» Aim
Return every record below exactly as written, omitting any pictures.

----- Dataset records

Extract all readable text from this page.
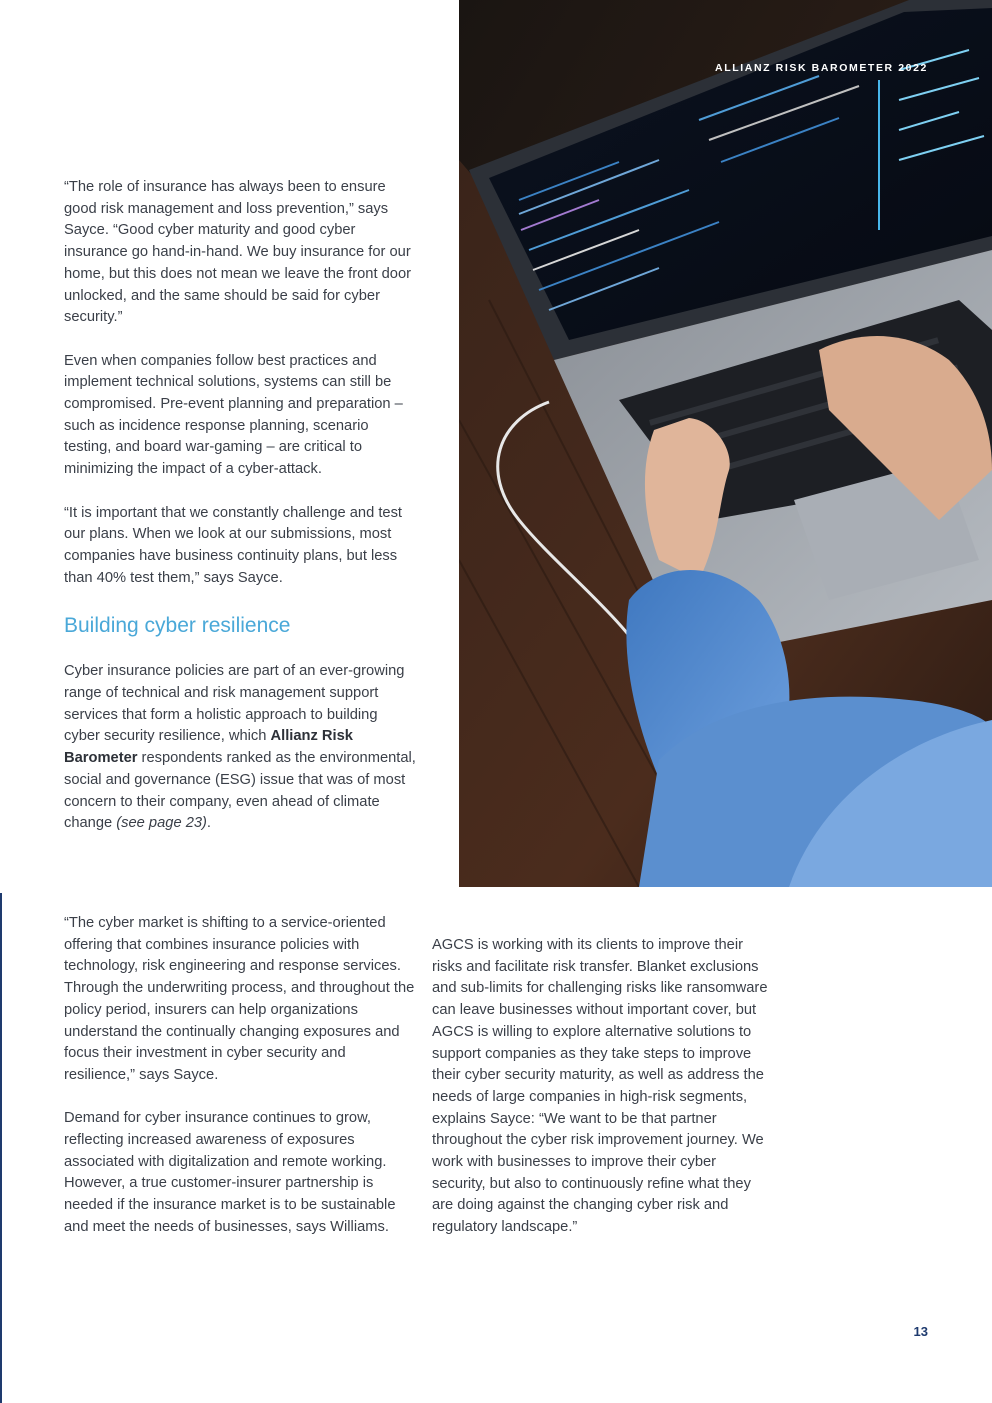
ALLIANZ RISK BAROMETER 2022

“The role of insurance has always been to ensure good risk management and loss prevention,” says Sayce. “Good cyber maturity and good cyber insurance go hand-in-hand. We buy insurance for our home, but this does not mean we leave the front door unlocked, and the same should be said for cyber security.”

Even when companies follow best practices and implement technical solutions, systems can still be compromised. Pre-event planning and preparation – such as incidence response planning, scenario testing, and board war-gaming – are critical to minimizing the impact of a cyber-attack.

“It is important that we constantly challenge and test our plans. When we look at our submissions, most companies have business continuity plans, but less than 40% test them,” says Sayce.

Building cyber resilience

Cyber insurance policies are part of an ever-growing range of technical and risk management support services that form a holistic approach to building cyber security resilience, which Allianz Risk Barometer respondents ranked as the environmental, social and governance (ESG) issue that was of most concern to their company, even ahead of climate change (see page 23).

“The cyber market is shifting to a service-oriented offering that combines insurance policies with technology, risk engineering and response services. Through the underwriting process, and throughout the policy period, insurers can help organizations understand the continually changing exposures and focus their investment in cyber security and resilience,” says Sayce.

Demand for cyber insurance continues to grow, reflecting increased awareness of exposures associated with digitalization and remote working. However, a true customer-insurer partnership is needed if the insurance market is to be sustainable and meet the needs of businesses, says Williams.

AGCS is working with its clients to improve their risks and facilitate risk transfer. Blanket exclusions and sub-limits for challenging risks like ransomware can leave businesses without important cover, but AGCS is willing to explore alternative solutions to support companies as they take steps to improve their cyber security maturity, as well as address the needs of large companies in high-risk segments, explains Sayce: “We want to be that partner throughout the cyber risk improvement journey. We work with businesses to improve their cyber security, but also to continuously refine what they are doing against the changing cyber risk and regulatory landscape.”

13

----------

» Complete answer
Extract all readable text from this page.
ALLIANZ RISK BAROMETER 2022

“The role of insurance has always been to ensure good risk management and loss prevention,” says Sayce. “Good cyber maturity and good cyber insurance go hand-in-hand. We buy insurance for our home, but this does not mean we leave the front door unlocked, and the same should be said for cyber security.”

Even when companies follow best practices and implement technical solutions, systems can still be compromised. Pre-event planning and preparation – such as incidence response planning, scenario testing, and board war-gaming – are critical to minimizing the impact of a cyber-attack.

“It is important that we constantly challenge and test our plans. When we look at our submissions, most companies have business continuity plans, but less than 40% test them,” says Sayce.

Building cyber resilience

Cyber insurance policies are part of an ever-growing range of technical and risk management support services that form a holistic approach to building cyber security resilience, which Allianz Risk Barometer respondents ranked as the environmental, social and governance (ESG) issue that was of most concern to their company, even ahead of climate change (see page 23).

“The cyber market is shifting to a service-oriented offering that combines insurance policies with technology, risk engineering and response services. Through the underwriting process, and throughout the policy period, insurers can help organizations understand the continually changing exposures and focus their investment in cyber security and resilience,” says Sayce.

Demand for cyber insurance continues to grow, reflecting increased awareness of exposures associated with digitalization and remote working. However, a true customer-insurer partnership is needed if the insurance market is to be sustainable and meet the needs of businesses, says Williams.

AGCS is working with its clients to improve their risks and facilitate risk transfer. Blanket exclusions and sub-limits for challenging risks like ransomware can leave businesses without important cover, but AGCS is willing to explore alternative solutions to support companies as they take steps to improve their cyber security maturity, as well as address the needs of large companies in high-risk segments, explains Sayce: “We want to be that partner throughout the cyber risk improvement journey. We work with businesses to improve their cyber security, but also to continuously refine what they are doing against the changing cyber risk and regulatory landscape.”

13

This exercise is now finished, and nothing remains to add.